- TASK DIRECTIONS -
Repeat the whole listing exactly.

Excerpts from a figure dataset
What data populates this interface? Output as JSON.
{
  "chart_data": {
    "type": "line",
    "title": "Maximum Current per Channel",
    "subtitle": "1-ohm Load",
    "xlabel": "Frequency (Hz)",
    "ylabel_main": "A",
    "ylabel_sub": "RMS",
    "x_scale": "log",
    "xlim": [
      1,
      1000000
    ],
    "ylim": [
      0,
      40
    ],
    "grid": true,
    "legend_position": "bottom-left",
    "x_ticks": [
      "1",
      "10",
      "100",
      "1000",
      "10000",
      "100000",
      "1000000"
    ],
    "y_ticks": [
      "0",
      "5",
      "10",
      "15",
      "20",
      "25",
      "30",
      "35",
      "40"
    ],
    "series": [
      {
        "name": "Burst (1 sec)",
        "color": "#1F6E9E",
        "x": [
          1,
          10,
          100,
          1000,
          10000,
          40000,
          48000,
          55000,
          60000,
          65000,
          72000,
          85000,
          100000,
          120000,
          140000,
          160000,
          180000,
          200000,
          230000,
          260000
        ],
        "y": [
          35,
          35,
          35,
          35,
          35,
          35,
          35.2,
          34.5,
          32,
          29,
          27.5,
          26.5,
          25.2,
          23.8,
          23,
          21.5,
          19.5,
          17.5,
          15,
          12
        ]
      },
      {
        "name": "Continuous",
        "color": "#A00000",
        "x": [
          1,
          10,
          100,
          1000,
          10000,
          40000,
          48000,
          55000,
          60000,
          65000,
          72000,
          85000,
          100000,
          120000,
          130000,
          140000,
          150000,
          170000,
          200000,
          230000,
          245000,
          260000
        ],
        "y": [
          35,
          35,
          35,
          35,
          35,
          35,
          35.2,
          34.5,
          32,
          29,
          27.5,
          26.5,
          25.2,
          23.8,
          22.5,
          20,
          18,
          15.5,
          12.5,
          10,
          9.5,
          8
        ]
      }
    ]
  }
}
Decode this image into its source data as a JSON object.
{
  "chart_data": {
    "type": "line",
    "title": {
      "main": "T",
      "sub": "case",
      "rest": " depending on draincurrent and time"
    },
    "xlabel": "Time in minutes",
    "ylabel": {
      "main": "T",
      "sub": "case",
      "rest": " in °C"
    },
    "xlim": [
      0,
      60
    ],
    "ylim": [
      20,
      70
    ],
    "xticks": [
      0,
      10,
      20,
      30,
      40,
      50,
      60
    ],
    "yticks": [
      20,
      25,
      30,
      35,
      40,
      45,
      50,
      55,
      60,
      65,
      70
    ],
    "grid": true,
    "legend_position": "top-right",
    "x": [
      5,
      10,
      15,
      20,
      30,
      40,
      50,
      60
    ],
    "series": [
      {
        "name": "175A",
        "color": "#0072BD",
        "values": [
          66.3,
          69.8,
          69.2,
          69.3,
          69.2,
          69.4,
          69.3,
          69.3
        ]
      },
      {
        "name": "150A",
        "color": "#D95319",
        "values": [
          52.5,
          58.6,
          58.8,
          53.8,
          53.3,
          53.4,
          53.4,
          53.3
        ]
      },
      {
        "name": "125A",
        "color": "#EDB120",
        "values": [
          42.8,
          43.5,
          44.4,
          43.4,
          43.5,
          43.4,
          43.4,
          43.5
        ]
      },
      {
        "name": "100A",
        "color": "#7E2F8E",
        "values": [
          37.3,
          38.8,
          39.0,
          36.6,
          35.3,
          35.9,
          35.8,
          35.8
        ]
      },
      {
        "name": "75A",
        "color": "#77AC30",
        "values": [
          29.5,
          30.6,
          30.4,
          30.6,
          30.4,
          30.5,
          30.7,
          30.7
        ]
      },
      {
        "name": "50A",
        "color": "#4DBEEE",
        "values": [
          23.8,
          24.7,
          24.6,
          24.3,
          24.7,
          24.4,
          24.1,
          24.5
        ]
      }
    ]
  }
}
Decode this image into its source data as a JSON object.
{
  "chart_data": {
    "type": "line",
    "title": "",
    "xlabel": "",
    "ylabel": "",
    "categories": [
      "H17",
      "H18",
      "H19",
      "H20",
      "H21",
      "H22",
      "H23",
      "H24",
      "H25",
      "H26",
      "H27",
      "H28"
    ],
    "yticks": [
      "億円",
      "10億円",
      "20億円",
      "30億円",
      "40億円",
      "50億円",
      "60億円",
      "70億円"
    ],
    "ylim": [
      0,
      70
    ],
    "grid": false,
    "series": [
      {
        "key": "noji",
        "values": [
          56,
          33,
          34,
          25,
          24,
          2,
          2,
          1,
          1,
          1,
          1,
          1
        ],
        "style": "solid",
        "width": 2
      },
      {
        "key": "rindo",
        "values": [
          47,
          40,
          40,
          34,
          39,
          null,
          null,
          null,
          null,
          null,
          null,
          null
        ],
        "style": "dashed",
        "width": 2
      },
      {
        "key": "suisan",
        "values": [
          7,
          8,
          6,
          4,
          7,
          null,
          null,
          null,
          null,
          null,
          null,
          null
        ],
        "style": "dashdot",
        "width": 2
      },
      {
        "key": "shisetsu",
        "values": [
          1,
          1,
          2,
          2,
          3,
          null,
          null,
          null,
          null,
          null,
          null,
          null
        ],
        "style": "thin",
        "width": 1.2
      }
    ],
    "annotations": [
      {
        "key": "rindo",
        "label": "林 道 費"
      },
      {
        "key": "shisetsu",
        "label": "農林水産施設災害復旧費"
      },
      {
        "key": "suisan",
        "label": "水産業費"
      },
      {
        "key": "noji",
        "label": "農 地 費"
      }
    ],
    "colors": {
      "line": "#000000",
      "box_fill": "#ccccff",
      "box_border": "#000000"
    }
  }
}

- FINAL RESULT -
What data populates this interface? Output as JSON.
{
  "chart_data": {
    "type": "line",
    "title": "Maximum Current per Channel",
    "subtitle": "1-ohm Load",
    "xlabel": "Frequency (Hz)",
    "ylabel_main": "A",
    "ylabel_sub": "RMS",
    "x_scale": "log",
    "xlim": [
      1,
      1000000
    ],
    "ylim": [
      0,
      40
    ],
    "grid": true,
    "legend_position": "bottom-left",
    "x_ticks": [
      "1",
      "10",
      "100",
      "1000",
      "10000",
      "100000",
      "1000000"
    ],
    "y_ticks": [
      "0",
      "5",
      "10",
      "15",
      "20",
      "25",
      "30",
      "35",
      "40"
    ],
    "series": [
      {
        "name": "Burst (1 sec)",
        "color": "#1F6E9E",
        "x": [
          1,
          10,
          100,
          1000,
          10000,
          40000,
          48000,
          55000,
          60000,
          65000,
          72000,
          85000,
          100000,
          120000,
          140000,
          160000,
          180000,
          200000,
          230000,
          260000
        ],
        "y": [
          35,
          35,
          35,
          35,
          35,
          35,
          35.2,
          34.5,
          32,
          29,
          27.5,
          26.5,
          25.2,
          23.8,
          23,
          21.5,
          19.5,
          17.5,
          15,
          12
        ]
      },
      {
        "name": "Continuous",
        "color": "#A00000",
        "x": [
          1,
          10,
          100,
          1000,
          10000,
          40000,
          48000,
          55000,
          60000,
          65000,
          72000,
          85000,
          100000,
          120000,
          130000,
          140000,
          150000,
          170000,
          200000,
          230000,
          245000,
          260000
        ],
        "y": [
          35,
          35,
          35,
          35,
          35,
          35,
          35.2,
          34.5,
          32,
          29,
          27.5,
          26.5,
          25.2,
          23.8,
          22.5,
          20,
          18,
          15.5,
          12.5,
          10,
          9.5,
          8
        ]
      }
    ]
  }
}
Decode this image into its source data as a JSON object.
{
  "chart_data": {
    "type": "line",
    "title": {
      "main": "T",
      "sub": "case",
      "rest": " depending on draincurrent and time"
    },
    "xlabel": "Time in minutes",
    "ylabel": {
      "main": "T",
      "sub": "case",
      "rest": " in °C"
    },
    "xlim": [
      0,
      60
    ],
    "ylim": [
      20,
      70
    ],
    "xticks": [
      0,
      10,
      20,
      30,
      40,
      50,
      60
    ],
    "yticks": [
      20,
      25,
      30,
      35,
      40,
      45,
      50,
      55,
      60,
      65,
      70
    ],
    "grid": true,
    "legend_position": "top-right",
    "x": [
      5,
      10,
      15,
      20,
      30,
      40,
      50,
      60
    ],
    "series": [
      {
        "name": "175A",
        "color": "#0072BD",
        "values": [
          66.3,
          69.8,
          69.2,
          69.3,
          69.2,
          69.4,
          69.3,
          69.3
        ]
      },
      {
        "name": "150A",
        "color": "#D95319",
        "values": [
          52.5,
          58.6,
          58.8,
          53.8,
          53.3,
          53.4,
          53.4,
          53.3
        ]
      },
      {
        "name": "125A",
        "color": "#EDB120",
        "values": [
          42.8,
          43.5,
          44.4,
          43.4,
          43.5,
          43.4,
          43.4,
          43.5
        ]
      },
      {
        "name": "100A",
        "color": "#7E2F8E",
        "values": [
          37.3,
          38.8,
          39.0,
          36.6,
          35.3,
          35.9,
          35.8,
          35.8
        ]
      },
      {
        "name": "75A",
        "color": "#77AC30",
        "values": [
          29.5,
          30.6,
          30.4,
          30.6,
          30.4,
          30.5,
          30.7,
          30.7
        ]
      },
      {
        "name": "50A",
        "color": "#4DBEEE",
        "values": [
          23.8,
          24.7,
          24.6,
          24.3,
          24.7,
          24.4,
          24.1,
          24.5
        ]
      }
    ]
  }
}
Decode this image into its source data as a JSON object.
{
  "chart_data": {
    "type": "line",
    "title": "",
    "xlabel": "",
    "ylabel": "",
    "categories": [
      "H17",
      "H18",
      "H19",
      "H20",
      "H21",
      "H22",
      "H23",
      "H24",
      "H25",
      "H26",
      "H27",
      "H28"
    ],
    "yticks": [
      "億円",
      "10億円",
      "20億円",
      "30億円",
      "40億円",
      "50億円",
      "60億円",
      "70億円"
    ],
    "ylim": [
      0,
      70
    ],
    "grid": false,
    "series": [
      {
        "key": "noji",
        "values": [
          56,
          33,
          34,
          25,
          24,
          2,
          2,
          1,
          1,
          1,
          1,
          1
        ],
        "style": "solid",
        "width": 2
      },
      {
        "key": "rindo",
        "values": [
          47,
          40,
          40,
          34,
          39,
          null,
          null,
          null,
          null,
          null,
          null,
          null
        ],
        "style": "dashed",
        "width": 2
      },
      {
        "key": "suisan",
        "values": [
          7,
          8,
          6,
          4,
          7,
          null,
          null,
          null,
          null,
          null,
          null,
          null
        ],
        "style": "dashdot",
        "width": 2
      },
      {
        "key": "shisetsu",
        "values": [
          1,
          1,
          2,
          2,
          3,
          null,
          null,
          null,
          null,
          null,
          null,
          null
        ],
        "style": "thin",
        "width": 1.2
      }
    ],
    "annotations": [
      {
        "key": "rindo",
        "label": "林 道 費"
      },
      {
        "key": "shisetsu",
        "label": "農林水産施設災害復旧費"
      },
      {
        "key": "suisan",
        "label": "水産業費"
      },
      {
        "key": "noji",
        "label": "農 地 費"
      }
    ],
    "colors": {
      "line": "#000000",
      "box_fill": "#ccccff",
      "box_border": "#000000"
    }
  }
}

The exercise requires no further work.